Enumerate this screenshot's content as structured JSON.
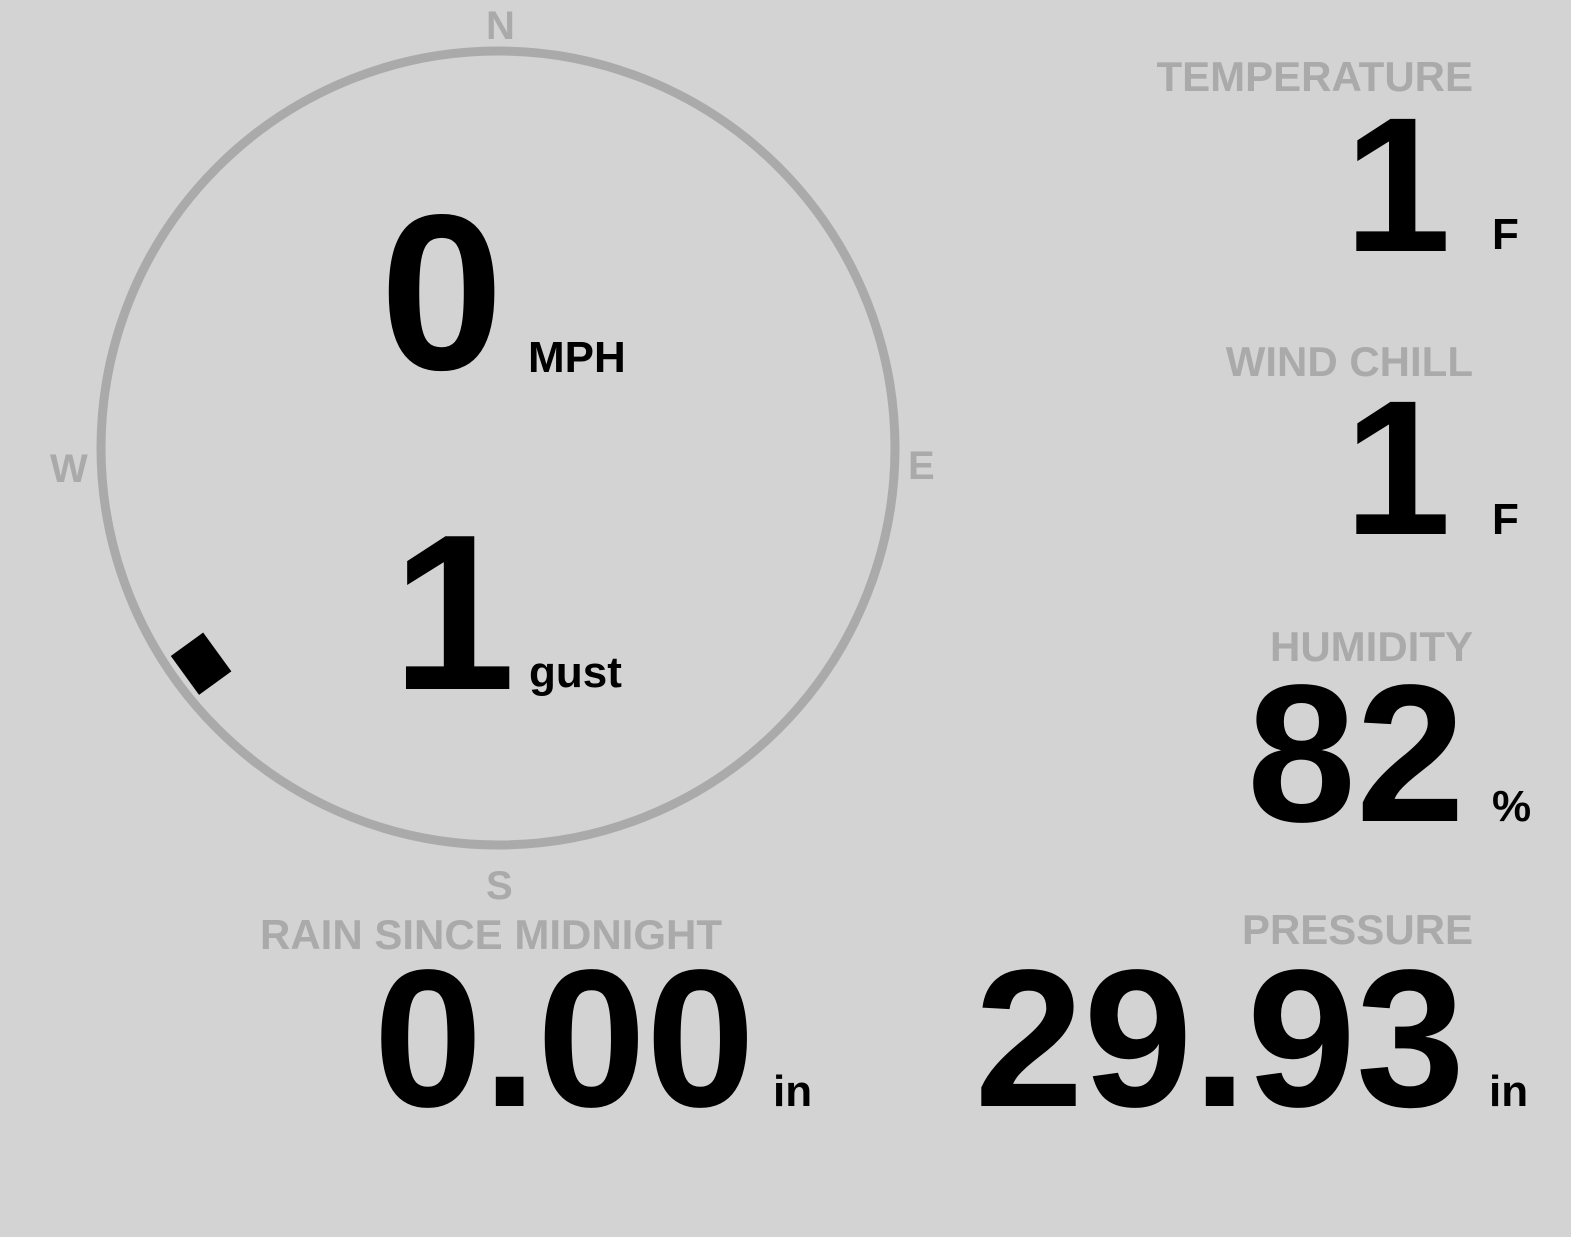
{
  "colors": {
    "background": "#d3d3d3",
    "label": "#aaaaaa",
    "value": "#000000",
    "ring": "#aaaaaa",
    "marker": "#000000"
  },
  "compass": {
    "north": "N",
    "east": "E",
    "south": "S",
    "west": "W",
    "wind_direction_deg": 234,
    "wind_speed": "0",
    "wind_speed_unit": "MPH",
    "gust": "1",
    "gust_unit": "gust"
  },
  "temperature": {
    "label": "TEMPERATURE",
    "value": "1",
    "unit": "F"
  },
  "wind_chill": {
    "label": "WIND CHILL",
    "value": "1",
    "unit": "F"
  },
  "humidity": {
    "label": "HUMIDITY",
    "value": "82",
    "unit": "%"
  },
  "pressure": {
    "label": "PRESSURE",
    "value": "29.93",
    "unit": "in"
  },
  "rain": {
    "label": "RAIN SINCE MIDNIGHT",
    "value": "0.00",
    "unit": "in"
  }
}
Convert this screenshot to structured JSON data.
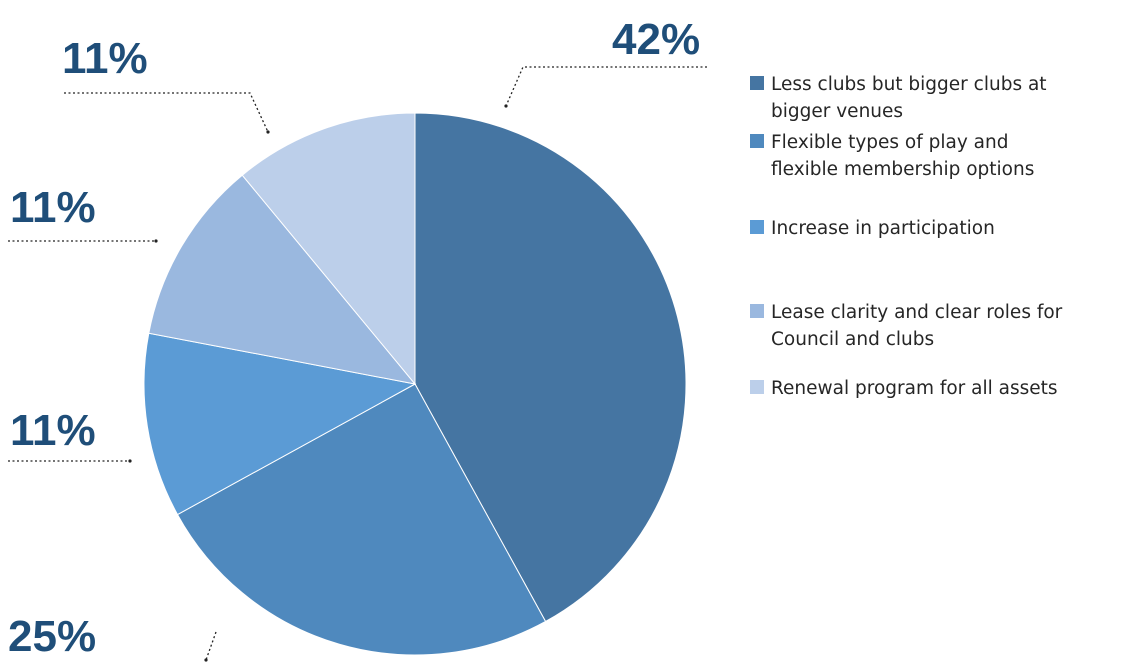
{
  "chart_data": {
    "type": "pie",
    "title": "",
    "start_angle_deg": 0,
    "direction": "clockwise",
    "legend_position": "right",
    "slices": [
      {
        "label": "Less clubs but bigger clubs at bigger venues",
        "legend_lines": [
          "Less clubs but bigger clubs at",
          "bigger venues"
        ],
        "value": 42,
        "display": "42%",
        "color": "#4575a2"
      },
      {
        "label": "Flexible types of play and flexible membership options",
        "legend_lines": [
          "Flexible types of play and",
          "flexible membership options"
        ],
        "value": 25,
        "display": "25%",
        "color": "#4f89be"
      },
      {
        "label": "Increase in participation",
        "legend_lines": [
          "Increase in participation"
        ],
        "value": 11,
        "display": "11%",
        "color": "#5b9bd5"
      },
      {
        "label": "Lease clarity and clear roles for Council and clubs",
        "legend_lines": [
          "Lease clarity and clear roles for",
          "Council and clubs"
        ],
        "value": 11,
        "display": "11%",
        "color": "#9ab8df"
      },
      {
        "label": "Renewal program for all assets",
        "legend_lines": [
          "Renewal program for all assets"
        ],
        "value": 11,
        "display": "11%",
        "color": "#bccfea"
      }
    ]
  }
}
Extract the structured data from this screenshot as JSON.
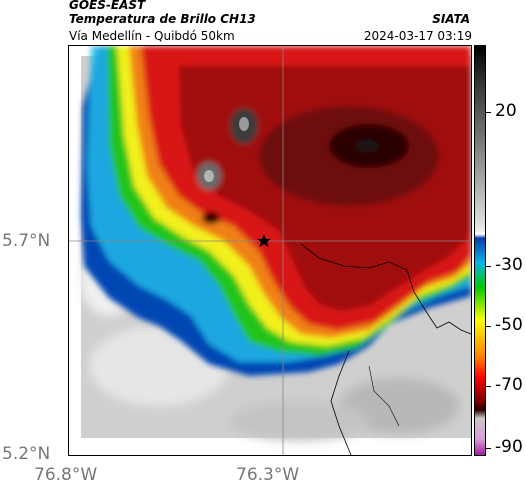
{
  "header": {
    "satellite": "GOES-EAST",
    "product": "Temperatura de Brillo CH13",
    "location": "Vía Medellín - Quibdó 50km",
    "organization": "SIATA",
    "timestamp": "2024-03-17 03:19"
  },
  "map": {
    "lat_ticks": [
      "5.7°N",
      "5.2°N"
    ],
    "lon_ticks": [
      "76.8°W",
      "76.3°W"
    ],
    "marker": "star-icon",
    "colors": {
      "clear": "#d0d0d0",
      "edge_blue": "#0046b4",
      "edge_cyan": "#20b8e8",
      "green": "#22c41e",
      "yellow": "#f2f01e",
      "orange": "#f08018",
      "red": "#d81414",
      "dark_red": "#7a0a0a",
      "black": "#1a1a1a",
      "border_line": "#000000"
    }
  },
  "colorbar": {
    "labels": [
      "20",
      "-30",
      "-50",
      "-70",
      "-90"
    ],
    "colors": [
      "#000000",
      "#ffffff",
      "#0ab4e6",
      "#00c800",
      "#ffff00",
      "#ff0000",
      "#500000",
      "#c0c0c0",
      "#b020b0"
    ]
  }
}
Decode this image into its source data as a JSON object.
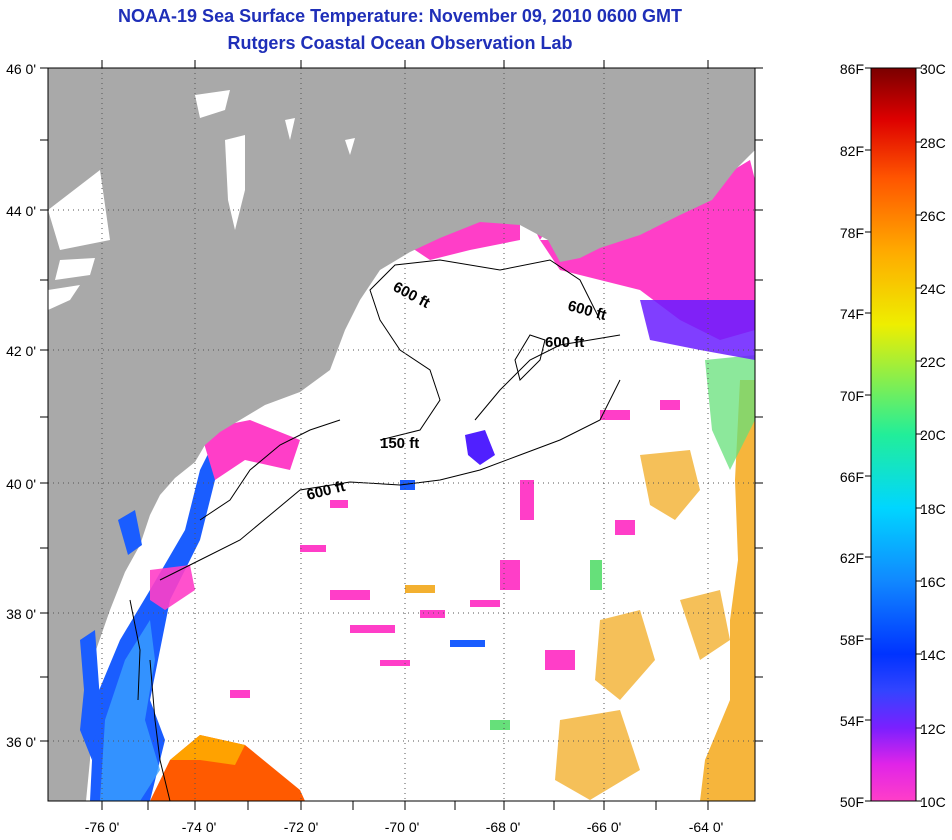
{
  "header": {
    "title_line1": "NOAA-19 Sea Surface Temperature:  November 09, 2010 0600 GMT",
    "title_line2": "Rutgers Coastal Ocean Observation Lab"
  },
  "map": {
    "lat_labels": [
      "46 0'",
      "44 0'",
      "42 0'",
      "40 0'",
      "38 0'",
      "36 0'"
    ],
    "lon_labels": [
      "-76 0'",
      "-74 0'",
      "-72 0'",
      "-70 0'",
      "-68 0'",
      "-66 0'",
      "-64 0'"
    ],
    "contour_labels": [
      "600 ft",
      "600 ft",
      "600 ft",
      "150 ft",
      "600 ft"
    ]
  },
  "colorbar": {
    "fahrenheit_labels": [
      "86F",
      "82F",
      "78F",
      "74F",
      "70F",
      "66F",
      "62F",
      "58F",
      "54F",
      "50F"
    ],
    "celsius_labels": [
      "30C",
      "28C",
      "26C",
      "24C",
      "22C",
      "20C",
      "18C",
      "16C",
      "14C",
      "12C",
      "10C"
    ]
  },
  "colors": {
    "land": "#a9a9a9",
    "cloud": "#ffffff",
    "title": "#1f2fb8"
  }
}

◆ Aim of the task:
Your job is to transcribe the entries above exactly; skip the pictures.

◆ Task output:
Enumerate this screenshot's content as structured JSON.
{
  "colors": {
    "background": "#d3d3d3",
    "label": "#aaaaaa",
    "value": "#000000",
    "ring": "#aaaaaa",
    "marker": "#000000"
  },
  "compass": {
    "north": "N",
    "east": "E",
    "south": "S",
    "west": "W",
    "wind_direction_deg": 234,
    "wind_speed": "0",
    "wind_speed_unit": "MPH",
    "gust": "1",
    "gust_unit": "gust"
  },
  "temperature": {
    "label": "TEMPERATURE",
    "value": "1",
    "unit": "F"
  },
  "wind_chill": {
    "label": "WIND CHILL",
    "value": "1",
    "unit": "F"
  },
  "humidity": {
    "label": "HUMIDITY",
    "value": "82",
    "unit": "%"
  },
  "pressure": {
    "label": "PRESSURE",
    "value": "29.93",
    "unit": "in"
  },
  "rain": {
    "label": "RAIN SINCE MIDNIGHT",
    "value": "0.00",
    "unit": "in"
  }
}
Convert this screenshot to structured JSON data.
{
  "chart_data": {
    "type": "pie",
    "title": "",
    "start_angle_deg": 0,
    "direction": "clockwise",
    "legend_position": "right",
    "slices": [
      {
        "label": "Less clubs but bigger clubs at bigger venues",
        "legend_lines": [
          "Less clubs but bigger clubs at",
          "bigger venues"
        ],
        "value": 42,
        "display": "42%",
        "color": "#4575a2"
      },
      {
        "label": "Flexible types of play and flexible membership options",
        "legend_lines": [
          "Flexible types of play and",
          "flexible membership options"
        ],
        "value": 25,
        "display": "25%",
        "color": "#4f89be"
      },
      {
        "label": "Increase in participation",
        "legend_lines": [
          "Increase in participation"
        ],
        "value": 11,
        "display": "11%",
        "color": "#5b9bd5"
      },
      {
        "label": "Lease clarity and clear roles for Council and clubs",
        "legend_lines": [
          "Lease clarity and clear roles for",
          "Council and clubs"
        ],
        "value": 11,
        "display": "11%",
        "color": "#9ab8df"
      },
      {
        "label": "Renewal program for all assets",
        "legend_lines": [
          "Renewal program for all assets"
        ],
        "value": 11,
        "display": "11%",
        "color": "#bccfea"
      }
    ]
  }
}
Extract the structured data from this screenshot as JSON.
{
  "header": {
    "satellite": "GOES-EAST",
    "product": "Temperatura de Brillo CH13",
    "location": "Vía Medellín - Quibdó 50km",
    "organization": "SIATA",
    "timestamp": "2024-03-17 03:19"
  },
  "map": {
    "lat_ticks": [
      "5.7°N",
      "5.2°N"
    ],
    "lon_ticks": [
      "76.8°W",
      "76.3°W"
    ],
    "marker": "star-icon",
    "colors": {
      "clear": "#d0d0d0",
      "edge_blue": "#0046b4",
      "edge_cyan": "#20b8e8",
      "green": "#22c41e",
      "yellow": "#f2f01e",
      "orange": "#f08018",
      "red": "#d81414",
      "dark_red": "#7a0a0a",
      "black": "#1a1a1a",
      "border_line": "#000000"
    }
  },
  "colorbar": {
    "labels": [
      "20",
      "-30",
      "-50",
      "-70",
      "-90"
    ],
    "colors": [
      "#000000",
      "#ffffff",
      "#0ab4e6",
      "#00c800",
      "#ffff00",
      "#ff0000",
      "#500000",
      "#c0c0c0",
      "#b020b0"
    ]
  }
}
Decode this image into its source data as a JSON object.
{
  "header": {
    "title_line1": "NOAA-19 Sea Surface Temperature:  November 09, 2010 0600 GMT",
    "title_line2": "Rutgers Coastal Ocean Observation Lab"
  },
  "map": {
    "lat_labels": [
      "46 0'",
      "44 0'",
      "42 0'",
      "40 0'",
      "38 0'",
      "36 0'"
    ],
    "lon_labels": [
      "-76 0'",
      "-74 0'",
      "-72 0'",
      "-70 0'",
      "-68 0'",
      "-66 0'",
      "-64 0'"
    ],
    "contour_labels": [
      "600 ft",
      "600 ft",
      "600 ft",
      "150 ft",
      "600 ft"
    ]
  },
  "colorbar": {
    "fahrenheit_labels": [
      "86F",
      "82F",
      "78F",
      "74F",
      "70F",
      "66F",
      "62F",
      "58F",
      "54F",
      "50F"
    ],
    "celsius_labels": [
      "30C",
      "28C",
      "26C",
      "24C",
      "22C",
      "20C",
      "18C",
      "16C",
      "14C",
      "12C",
      "10C"
    ]
  },
  "colors": {
    "land": "#a9a9a9",
    "cloud": "#ffffff",
    "title": "#1f2fb8"
  }
}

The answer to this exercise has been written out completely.